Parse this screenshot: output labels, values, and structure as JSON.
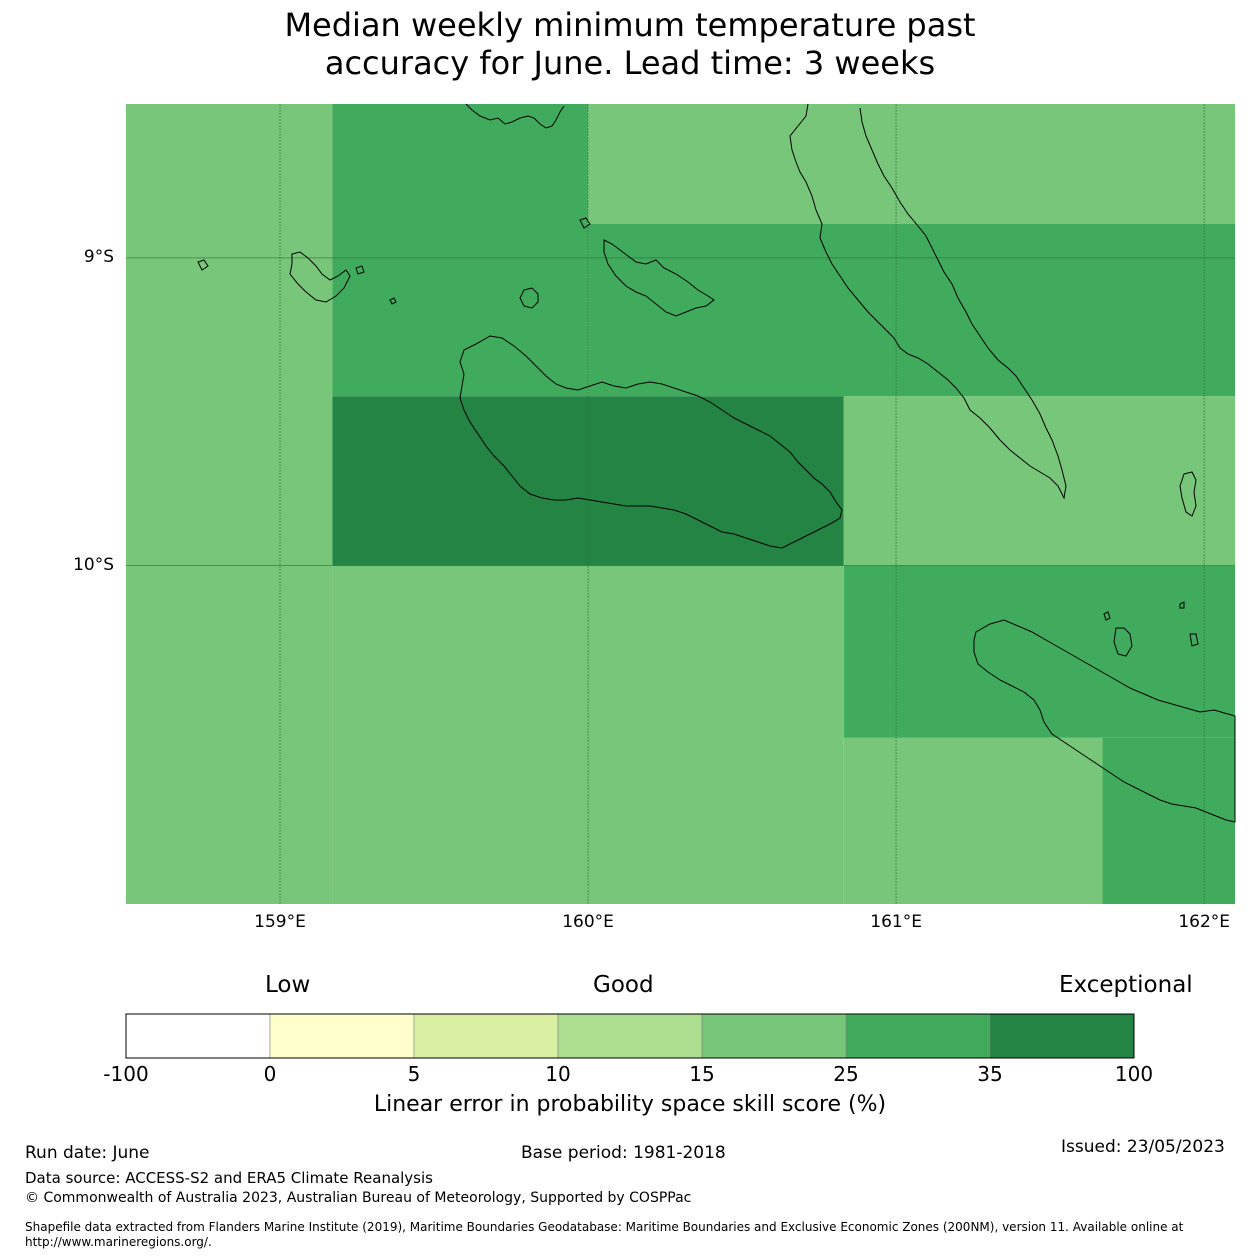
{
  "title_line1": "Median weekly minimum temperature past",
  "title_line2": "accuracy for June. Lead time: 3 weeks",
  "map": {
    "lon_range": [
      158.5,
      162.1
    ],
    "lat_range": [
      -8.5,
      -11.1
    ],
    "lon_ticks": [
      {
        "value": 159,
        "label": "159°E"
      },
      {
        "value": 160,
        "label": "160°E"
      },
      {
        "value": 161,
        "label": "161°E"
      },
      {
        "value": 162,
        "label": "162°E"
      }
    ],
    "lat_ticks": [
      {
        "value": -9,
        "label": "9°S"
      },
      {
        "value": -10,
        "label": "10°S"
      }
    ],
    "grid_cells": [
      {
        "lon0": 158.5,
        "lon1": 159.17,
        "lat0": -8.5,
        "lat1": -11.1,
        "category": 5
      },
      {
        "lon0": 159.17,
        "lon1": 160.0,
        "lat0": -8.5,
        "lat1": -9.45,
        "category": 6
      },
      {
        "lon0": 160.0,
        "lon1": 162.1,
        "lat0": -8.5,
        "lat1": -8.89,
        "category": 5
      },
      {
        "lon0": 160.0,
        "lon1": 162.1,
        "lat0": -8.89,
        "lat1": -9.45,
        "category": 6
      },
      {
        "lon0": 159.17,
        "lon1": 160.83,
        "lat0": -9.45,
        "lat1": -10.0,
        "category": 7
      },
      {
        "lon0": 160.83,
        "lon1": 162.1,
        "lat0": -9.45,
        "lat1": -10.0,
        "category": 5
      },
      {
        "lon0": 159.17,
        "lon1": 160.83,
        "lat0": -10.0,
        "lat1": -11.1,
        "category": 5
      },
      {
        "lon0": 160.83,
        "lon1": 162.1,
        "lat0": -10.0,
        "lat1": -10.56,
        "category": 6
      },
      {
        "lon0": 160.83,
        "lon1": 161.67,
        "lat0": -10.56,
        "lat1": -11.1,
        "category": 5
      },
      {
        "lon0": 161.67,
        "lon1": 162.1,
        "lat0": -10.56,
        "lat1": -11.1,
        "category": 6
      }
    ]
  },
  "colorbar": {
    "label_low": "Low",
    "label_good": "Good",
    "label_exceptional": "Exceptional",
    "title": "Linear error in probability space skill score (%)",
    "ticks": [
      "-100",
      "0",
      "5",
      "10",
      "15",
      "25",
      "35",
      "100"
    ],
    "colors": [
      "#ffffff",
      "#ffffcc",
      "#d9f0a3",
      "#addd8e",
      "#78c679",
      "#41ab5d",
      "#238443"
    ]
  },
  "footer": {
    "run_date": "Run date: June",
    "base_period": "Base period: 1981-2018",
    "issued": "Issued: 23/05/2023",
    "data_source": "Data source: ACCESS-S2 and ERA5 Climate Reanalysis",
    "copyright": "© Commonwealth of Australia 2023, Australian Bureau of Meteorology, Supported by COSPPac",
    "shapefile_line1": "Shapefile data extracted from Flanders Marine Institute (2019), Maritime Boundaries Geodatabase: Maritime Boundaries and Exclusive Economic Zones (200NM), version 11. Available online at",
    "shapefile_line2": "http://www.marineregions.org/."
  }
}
──────
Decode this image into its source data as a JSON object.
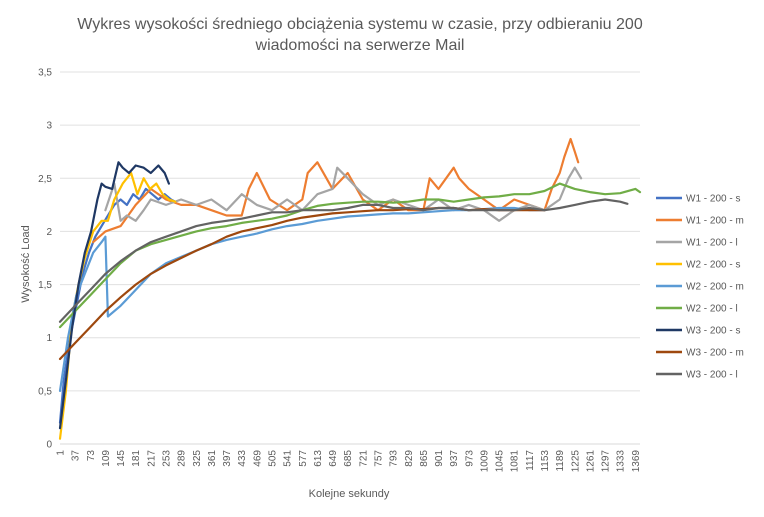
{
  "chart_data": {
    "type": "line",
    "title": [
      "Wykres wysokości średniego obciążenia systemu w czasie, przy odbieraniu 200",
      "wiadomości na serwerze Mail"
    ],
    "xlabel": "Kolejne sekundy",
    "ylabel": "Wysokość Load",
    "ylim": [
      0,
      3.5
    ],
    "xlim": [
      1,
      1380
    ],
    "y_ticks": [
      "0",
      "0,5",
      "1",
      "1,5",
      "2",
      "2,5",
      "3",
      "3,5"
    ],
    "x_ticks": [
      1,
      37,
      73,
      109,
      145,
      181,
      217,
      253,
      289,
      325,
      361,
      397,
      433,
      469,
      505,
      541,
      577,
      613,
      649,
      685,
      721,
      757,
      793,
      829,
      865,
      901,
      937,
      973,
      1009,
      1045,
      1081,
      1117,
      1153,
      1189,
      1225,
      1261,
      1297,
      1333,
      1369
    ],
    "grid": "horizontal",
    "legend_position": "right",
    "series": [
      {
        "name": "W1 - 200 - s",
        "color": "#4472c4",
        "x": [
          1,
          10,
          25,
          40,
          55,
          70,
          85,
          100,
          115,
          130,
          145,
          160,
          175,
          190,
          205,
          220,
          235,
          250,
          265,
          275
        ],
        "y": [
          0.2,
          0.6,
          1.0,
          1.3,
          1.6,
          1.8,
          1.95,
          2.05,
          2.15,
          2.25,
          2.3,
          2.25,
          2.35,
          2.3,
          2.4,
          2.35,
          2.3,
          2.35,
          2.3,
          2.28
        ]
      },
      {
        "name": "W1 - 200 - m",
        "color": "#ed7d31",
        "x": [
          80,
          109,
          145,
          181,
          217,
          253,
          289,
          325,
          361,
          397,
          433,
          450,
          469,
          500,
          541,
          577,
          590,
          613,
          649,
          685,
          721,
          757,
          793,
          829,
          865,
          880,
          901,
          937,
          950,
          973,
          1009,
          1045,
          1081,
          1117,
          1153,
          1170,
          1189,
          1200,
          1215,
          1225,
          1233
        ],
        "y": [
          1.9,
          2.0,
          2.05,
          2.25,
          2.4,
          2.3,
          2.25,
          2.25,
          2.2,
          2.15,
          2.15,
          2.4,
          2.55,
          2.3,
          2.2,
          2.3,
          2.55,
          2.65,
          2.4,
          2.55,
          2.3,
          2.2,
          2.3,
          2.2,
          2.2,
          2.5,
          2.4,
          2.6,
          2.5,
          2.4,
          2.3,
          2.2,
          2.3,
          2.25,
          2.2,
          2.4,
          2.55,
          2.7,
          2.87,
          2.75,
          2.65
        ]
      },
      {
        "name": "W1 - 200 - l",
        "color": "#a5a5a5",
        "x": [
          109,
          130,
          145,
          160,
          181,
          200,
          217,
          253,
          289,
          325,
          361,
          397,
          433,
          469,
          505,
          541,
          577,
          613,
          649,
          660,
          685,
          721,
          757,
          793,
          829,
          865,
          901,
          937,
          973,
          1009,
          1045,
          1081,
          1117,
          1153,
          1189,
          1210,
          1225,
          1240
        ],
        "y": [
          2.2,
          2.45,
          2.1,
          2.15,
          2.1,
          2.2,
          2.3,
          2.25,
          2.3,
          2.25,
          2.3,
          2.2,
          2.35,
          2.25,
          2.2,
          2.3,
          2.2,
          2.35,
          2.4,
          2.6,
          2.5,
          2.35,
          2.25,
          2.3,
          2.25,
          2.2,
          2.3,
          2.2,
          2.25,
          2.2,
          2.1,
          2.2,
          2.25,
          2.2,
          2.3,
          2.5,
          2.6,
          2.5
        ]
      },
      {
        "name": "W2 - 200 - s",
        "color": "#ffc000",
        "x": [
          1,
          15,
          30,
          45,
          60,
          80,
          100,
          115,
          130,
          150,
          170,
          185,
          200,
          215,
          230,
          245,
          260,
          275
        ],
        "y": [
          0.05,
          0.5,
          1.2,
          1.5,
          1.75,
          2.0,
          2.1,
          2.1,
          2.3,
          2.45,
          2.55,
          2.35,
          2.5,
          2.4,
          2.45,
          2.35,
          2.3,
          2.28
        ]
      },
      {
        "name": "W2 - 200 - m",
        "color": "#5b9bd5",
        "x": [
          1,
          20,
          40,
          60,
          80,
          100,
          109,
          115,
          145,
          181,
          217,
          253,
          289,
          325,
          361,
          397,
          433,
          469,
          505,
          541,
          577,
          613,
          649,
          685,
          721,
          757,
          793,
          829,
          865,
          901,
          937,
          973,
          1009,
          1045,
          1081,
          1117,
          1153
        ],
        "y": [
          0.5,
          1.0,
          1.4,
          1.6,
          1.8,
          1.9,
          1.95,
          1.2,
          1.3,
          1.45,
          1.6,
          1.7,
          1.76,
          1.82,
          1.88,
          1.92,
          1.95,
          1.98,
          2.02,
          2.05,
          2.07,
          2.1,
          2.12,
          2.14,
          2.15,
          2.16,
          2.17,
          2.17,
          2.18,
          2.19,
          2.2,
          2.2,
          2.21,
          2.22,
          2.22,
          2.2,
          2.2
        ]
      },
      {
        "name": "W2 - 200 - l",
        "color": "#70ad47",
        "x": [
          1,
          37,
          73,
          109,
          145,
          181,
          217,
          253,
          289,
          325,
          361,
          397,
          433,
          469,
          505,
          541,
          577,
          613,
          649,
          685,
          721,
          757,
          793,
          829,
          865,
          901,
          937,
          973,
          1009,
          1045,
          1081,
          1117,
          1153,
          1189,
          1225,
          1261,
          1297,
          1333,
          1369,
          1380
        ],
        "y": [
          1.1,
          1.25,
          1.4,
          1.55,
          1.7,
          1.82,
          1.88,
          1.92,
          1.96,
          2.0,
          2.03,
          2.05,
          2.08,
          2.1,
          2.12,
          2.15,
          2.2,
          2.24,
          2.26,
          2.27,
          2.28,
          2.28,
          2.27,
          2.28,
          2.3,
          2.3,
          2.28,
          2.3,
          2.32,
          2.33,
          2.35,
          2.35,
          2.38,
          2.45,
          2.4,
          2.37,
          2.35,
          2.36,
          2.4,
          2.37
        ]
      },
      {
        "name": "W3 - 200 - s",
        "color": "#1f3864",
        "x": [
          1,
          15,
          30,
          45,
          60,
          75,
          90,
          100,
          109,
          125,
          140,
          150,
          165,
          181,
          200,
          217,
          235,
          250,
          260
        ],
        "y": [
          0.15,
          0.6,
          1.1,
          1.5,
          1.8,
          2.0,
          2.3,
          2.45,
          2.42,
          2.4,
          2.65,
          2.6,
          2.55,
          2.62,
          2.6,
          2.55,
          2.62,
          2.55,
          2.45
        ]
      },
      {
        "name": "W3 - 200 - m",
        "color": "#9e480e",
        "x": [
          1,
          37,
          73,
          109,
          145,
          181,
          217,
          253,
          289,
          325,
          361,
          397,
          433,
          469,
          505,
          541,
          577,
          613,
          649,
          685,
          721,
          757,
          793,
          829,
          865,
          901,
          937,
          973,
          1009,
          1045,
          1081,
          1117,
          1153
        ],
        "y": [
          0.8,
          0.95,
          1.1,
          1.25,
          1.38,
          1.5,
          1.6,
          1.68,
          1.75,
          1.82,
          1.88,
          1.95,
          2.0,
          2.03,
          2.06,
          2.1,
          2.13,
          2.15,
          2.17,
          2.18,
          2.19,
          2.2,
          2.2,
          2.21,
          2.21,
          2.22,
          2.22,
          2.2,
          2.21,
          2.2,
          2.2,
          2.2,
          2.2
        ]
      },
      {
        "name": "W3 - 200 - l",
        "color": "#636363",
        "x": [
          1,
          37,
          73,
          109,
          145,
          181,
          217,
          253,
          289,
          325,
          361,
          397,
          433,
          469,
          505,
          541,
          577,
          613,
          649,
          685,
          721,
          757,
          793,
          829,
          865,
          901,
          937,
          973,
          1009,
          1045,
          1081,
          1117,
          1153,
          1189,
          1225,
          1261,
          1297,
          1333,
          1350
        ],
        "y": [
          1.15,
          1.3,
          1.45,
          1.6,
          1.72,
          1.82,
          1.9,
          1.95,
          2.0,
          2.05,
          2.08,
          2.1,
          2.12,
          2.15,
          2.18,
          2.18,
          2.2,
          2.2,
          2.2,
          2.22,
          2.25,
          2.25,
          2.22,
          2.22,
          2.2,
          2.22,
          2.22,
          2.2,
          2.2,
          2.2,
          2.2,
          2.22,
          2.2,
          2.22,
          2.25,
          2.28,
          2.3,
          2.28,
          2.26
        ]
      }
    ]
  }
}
──────
* _EXERCISE_
Find how many lines in the listing hold "this", and reply with that number only.

* _COMPLETED EXERCISE_
2